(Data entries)

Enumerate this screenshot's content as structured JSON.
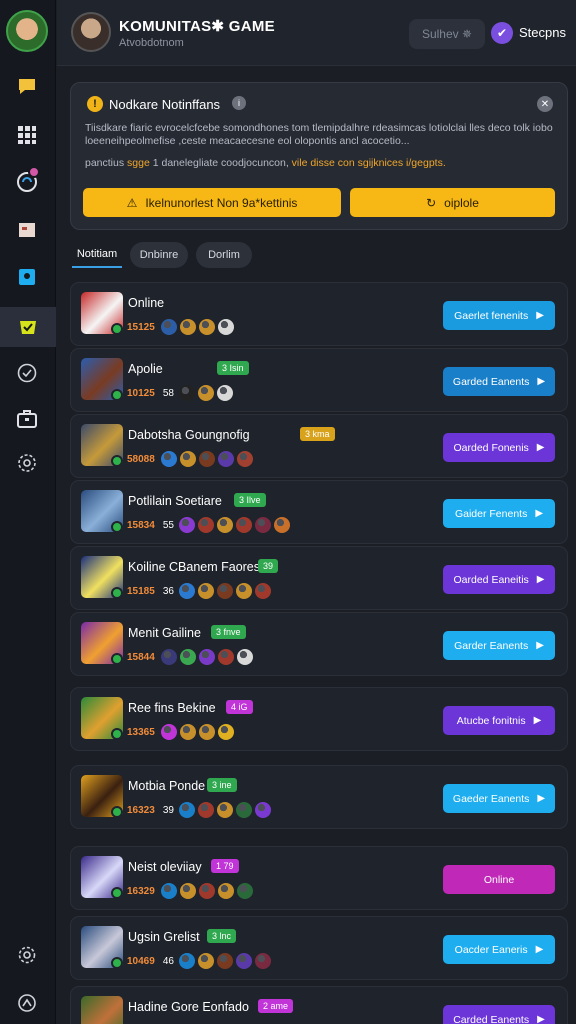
{
  "header": {
    "title": "KOMUNITAS✱ GAME",
    "subtitle": "Atvobdotnom",
    "button_label": "Sulhev ✵",
    "settings_label": "Stecpns"
  },
  "sidebar": {
    "icons": [
      "chat-icon",
      "apps-grid-icon",
      "controller-icon",
      "card-icon",
      "phone-icon",
      "gamepad-icon",
      "check-circle-icon",
      "briefcase-icon",
      "gear-badge-icon",
      "settings-icon",
      "logout-icon"
    ],
    "active": "gamepad-icon"
  },
  "notice": {
    "title": "Nodkare Notinffans",
    "body": "Tiisdkare fiaric evrocelcfcebe somondhones tom tlemipdalhre rdeasimcas lotiolclai lles deco tolk iobo loeeneihpeolmefise ,ceste meacaecesne eol olopontis ancl acocetio...",
    "hint_prefix": "panctius ",
    "hint_highlight_1": "sgge",
    "hint_middle": " 1 danelegliate coodjocuncon, ",
    "hint_highlight_2": "vile disse con sgijknices i/gegpts.",
    "btn_left": "Ikelnunorlest Non 9a*kettinis",
    "btn_right": "oiplole"
  },
  "tabs": [
    "Notitiam",
    "Dnbinre",
    "Dorlim"
  ],
  "colors": {
    "accent_yellow": "#f7b815",
    "blue": "#1a9be0",
    "blue_light": "#1eaef0",
    "purple": "#6b35d8",
    "magenta": "#c028b8",
    "online_green": "#2db34a"
  },
  "games": [
    {
      "name": "Online",
      "tag": "",
      "tag_color": "",
      "count": "15125",
      "num": "",
      "button": "Gaerlet fenenits",
      "btn_color": "#1a9be0",
      "thumb": [
        "#c62828",
        "#f5f5f5"
      ],
      "icons": [
        "#2b5ea7",
        "#c8902a",
        "#c8902a",
        "#d8d8d8"
      ]
    },
    {
      "name": "Apolie",
      "tag": "3 Isin",
      "tag_color": "#2fa84f",
      "count": "10125",
      "num": "58",
      "button": "Garded Eanents",
      "btn_color": "#1a7fc9",
      "thumb": [
        "#2a5db0",
        "#7a3b22"
      ],
      "icons": [
        "#222",
        "#c8902a",
        "#d8d8d8"
      ]
    },
    {
      "name": "Dabotsha Goungnofig",
      "tag": "3 kma",
      "tag_color": "#d9a21b",
      "count": "58088",
      "num": "",
      "button": "Oarded Fonenis",
      "btn_color": "#6b35d8",
      "thumb": [
        "#3b4a6b",
        "#c59a3a"
      ],
      "icons": [
        "#2b7ad1",
        "#c8902a",
        "#7a3a20",
        "#5a3aa8",
        "#a04030"
      ]
    },
    {
      "name": "Potlilain Soetiare",
      "tag": "3 Ilve",
      "tag_color": "#2fa84f",
      "count": "15834",
      "num": "55",
      "button": "Gaider Fenents",
      "btn_color": "#1eaef0",
      "thumb": [
        "#2a4c7e",
        "#8ab0d8"
      ],
      "icons": [
        "#8a3ad1",
        "#a0392c",
        "#c8902a",
        "#a0392c",
        "#7a2a40",
        "#c8702a"
      ]
    },
    {
      "name": "Koiline CBanem Faores",
      "tag": "39",
      "tag_color": "#2fa84f",
      "count": "15185",
      "num": "36",
      "button": "Oarded Eaneitis",
      "btn_color": "#6b35d8",
      "thumb": [
        "#1a2f7e",
        "#f0e060"
      ],
      "icons": [
        "#2b7ad1",
        "#c8902a",
        "#7a3a20",
        "#c8902a",
        "#a0392c"
      ]
    },
    {
      "name": "Menit Gailine",
      "tag": "3 fnve",
      "tag_color": "#2fa84f",
      "count": "15844",
      "num": "",
      "button": "Garder Eanents",
      "btn_color": "#1eaef0",
      "thumb": [
        "#7a2aa8",
        "#f0a030"
      ],
      "icons": [
        "#3a3a7a",
        "#3aa850",
        "#7a3ac8",
        "#a0392c",
        "#d8d8d8"
      ]
    },
    {
      "name": "Ree fins Bekine",
      "tag": "4 iG",
      "tag_color": "#c034d8",
      "count": "13365",
      "num": "",
      "button": "Atucbe fonitnis",
      "btn_color": "#6b35d8",
      "thumb": [
        "#2a8a3a",
        "#e0a030"
      ],
      "icons": [
        "#c034d8",
        "#c8902a",
        "#c8902a",
        "#e0b020"
      ]
    },
    {
      "name": "Motbia Ponde",
      "tag": "3 ine",
      "tag_color": "#2fa84f",
      "count": "16323",
      "num": "39",
      "button": "Gaeder Eanents",
      "btn_color": "#1eaef0",
      "thumb": [
        "#e0a020",
        "#3a2010"
      ],
      "icons": [
        "#1a7fc9",
        "#a0392c",
        "#c8902a",
        "#2a6a3a",
        "#7a3ad1"
      ]
    },
    {
      "name": "Neist oleviiay",
      "tag": "1 79",
      "tag_color": "#c034d8",
      "count": "16329",
      "num": "",
      "button": "Online",
      "btn_color": "#c028b8",
      "thumb": [
        "#3a2a8a",
        "#d8d8f8"
      ],
      "icons": [
        "#1a7fc9",
        "#c8902a",
        "#a0392c",
        "#c8902a",
        "#2a6a3a"
      ]
    },
    {
      "name": "Ugsin Grelist",
      "tag": "3 lnc",
      "tag_color": "#2fa84f",
      "count": "10469",
      "num": "46",
      "button": "Oacder Eaneris",
      "btn_color": "#1eaef0",
      "thumb": [
        "#2a4c7e",
        "#c8c8d8"
      ],
      "icons": [
        "#1a7fc9",
        "#c8902a",
        "#7a3a20",
        "#5a3aa8",
        "#7a2a40"
      ]
    },
    {
      "name": "Hadine Gore Eonfado",
      "tag": "2 ame",
      "tag_color": "#c034d8",
      "count": "",
      "num": "",
      "button": "Carded Eanents",
      "btn_color": "#6b35d8",
      "thumb": [
        "#3a6a2a",
        "#c0703a"
      ],
      "icons": []
    }
  ]
}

- AIM OF THE EXERCISE -
Output an exact copy of the material, with the pictures removed.

- TASK SOLUTION -
Enumerate this screenshot's content as structured JSON.
{
  "header": {
    "title": "KOMUNITAS✱ GAME",
    "subtitle": "Atvobdotnom",
    "button_label": "Sulhev ✵",
    "settings_label": "Stecpns"
  },
  "sidebar": {
    "icons": [
      "chat-icon",
      "apps-grid-icon",
      "controller-icon",
      "card-icon",
      "phone-icon",
      "gamepad-icon",
      "check-circle-icon",
      "briefcase-icon",
      "gear-badge-icon",
      "settings-icon",
      "logout-icon"
    ],
    "active": "gamepad-icon"
  },
  "notice": {
    "title": "Nodkare Notinffans",
    "body": "Tiisdkare fiaric evrocelcfcebe somondhones tom tlemipdalhre rdeasimcas lotiolclai lles deco tolk iobo loeeneihpeolmefise ,ceste meacaecesne eol olopontis ancl acocetio...",
    "hint_prefix": "panctius ",
    "hint_highlight_1": "sgge",
    "hint_middle": " 1 danelegliate coodjocuncon, ",
    "hint_highlight_2": "vile disse con sgijknices i/gegpts.",
    "btn_left": "Ikelnunorlest Non 9a*kettinis",
    "btn_right": "oiplole"
  },
  "tabs": [
    "Notitiam",
    "Dnbinre",
    "Dorlim"
  ],
  "colors": {
    "accent_yellow": "#f7b815",
    "blue": "#1a9be0",
    "blue_light": "#1eaef0",
    "purple": "#6b35d8",
    "magenta": "#c028b8",
    "online_green": "#2db34a"
  },
  "games": [
    {
      "name": "Online",
      "tag": "",
      "tag_color": "",
      "count": "15125",
      "num": "",
      "button": "Gaerlet fenenits",
      "btn_color": "#1a9be0",
      "thumb": [
        "#c62828",
        "#f5f5f5"
      ],
      "icons": [
        "#2b5ea7",
        "#c8902a",
        "#c8902a",
        "#d8d8d8"
      ]
    },
    {
      "name": "Apolie",
      "tag": "3 Isin",
      "tag_color": "#2fa84f",
      "count": "10125",
      "num": "58",
      "button": "Garded Eanents",
      "btn_color": "#1a7fc9",
      "thumb": [
        "#2a5db0",
        "#7a3b22"
      ],
      "icons": [
        "#222",
        "#c8902a",
        "#d8d8d8"
      ]
    },
    {
      "name": "Dabotsha Goungnofig",
      "tag": "3 kma",
      "tag_color": "#d9a21b",
      "count": "58088",
      "num": "",
      "button": "Oarded Fonenis",
      "btn_color": "#6b35d8",
      "thumb": [
        "#3b4a6b",
        "#c59a3a"
      ],
      "icons": [
        "#2b7ad1",
        "#c8902a",
        "#7a3a20",
        "#5a3aa8",
        "#a04030"
      ]
    },
    {
      "name": "Potlilain Soetiare",
      "tag": "3 Ilve",
      "tag_color": "#2fa84f",
      "count": "15834",
      "num": "55",
      "button": "Gaider Fenents",
      "btn_color": "#1eaef0",
      "thumb": [
        "#2a4c7e",
        "#8ab0d8"
      ],
      "icons": [
        "#8a3ad1",
        "#a0392c",
        "#c8902a",
        "#a0392c",
        "#7a2a40",
        "#c8702a"
      ]
    },
    {
      "name": "Koiline CBanem Faores",
      "tag": "39",
      "tag_color": "#2fa84f",
      "count": "15185",
      "num": "36",
      "button": "Oarded Eaneitis",
      "btn_color": "#6b35d8",
      "thumb": [
        "#1a2f7e",
        "#f0e060"
      ],
      "icons": [
        "#2b7ad1",
        "#c8902a",
        "#7a3a20",
        "#c8902a",
        "#a0392c"
      ]
    },
    {
      "name": "Menit Gailine",
      "tag": "3 fnve",
      "tag_color": "#2fa84f",
      "count": "15844",
      "num": "",
      "button": "Garder Eanents",
      "btn_color": "#1eaef0",
      "thumb": [
        "#7a2aa8",
        "#f0a030"
      ],
      "icons": [
        "#3a3a7a",
        "#3aa850",
        "#7a3ac8",
        "#a0392c",
        "#d8d8d8"
      ]
    },
    {
      "name": "Ree fins Bekine",
      "tag": "4 iG",
      "tag_color": "#c034d8",
      "count": "13365",
      "num": "",
      "button": "Atucbe fonitnis",
      "btn_color": "#6b35d8",
      "thumb": [
        "#2a8a3a",
        "#e0a030"
      ],
      "icons": [
        "#c034d8",
        "#c8902a",
        "#c8902a",
        "#e0b020"
      ]
    },
    {
      "name": "Motbia Ponde",
      "tag": "3 ine",
      "tag_color": "#2fa84f",
      "count": "16323",
      "num": "39",
      "button": "Gaeder Eanents",
      "btn_color": "#1eaef0",
      "thumb": [
        "#e0a020",
        "#3a2010"
      ],
      "icons": [
        "#1a7fc9",
        "#a0392c",
        "#c8902a",
        "#2a6a3a",
        "#7a3ad1"
      ]
    },
    {
      "name": "Neist oleviiay",
      "tag": "1 79",
      "tag_color": "#c034d8",
      "count": "16329",
      "num": "",
      "button": "Online",
      "btn_color": "#c028b8",
      "thumb": [
        "#3a2a8a",
        "#d8d8f8"
      ],
      "icons": [
        "#1a7fc9",
        "#c8902a",
        "#a0392c",
        "#c8902a",
        "#2a6a3a"
      ]
    },
    {
      "name": "Ugsin Grelist",
      "tag": "3 lnc",
      "tag_color": "#2fa84f",
      "count": "10469",
      "num": "46",
      "button": "Oacder Eaneris",
      "btn_color": "#1eaef0",
      "thumb": [
        "#2a4c7e",
        "#c8c8d8"
      ],
      "icons": [
        "#1a7fc9",
        "#c8902a",
        "#7a3a20",
        "#5a3aa8",
        "#7a2a40"
      ]
    },
    {
      "name": "Hadine Gore Eonfado",
      "tag": "2 ame",
      "tag_color": "#c034d8",
      "count": "",
      "num": "",
      "button": "Carded Eanents",
      "btn_color": "#6b35d8",
      "thumb": [
        "#3a6a2a",
        "#c0703a"
      ],
      "icons": []
    }
  ]
}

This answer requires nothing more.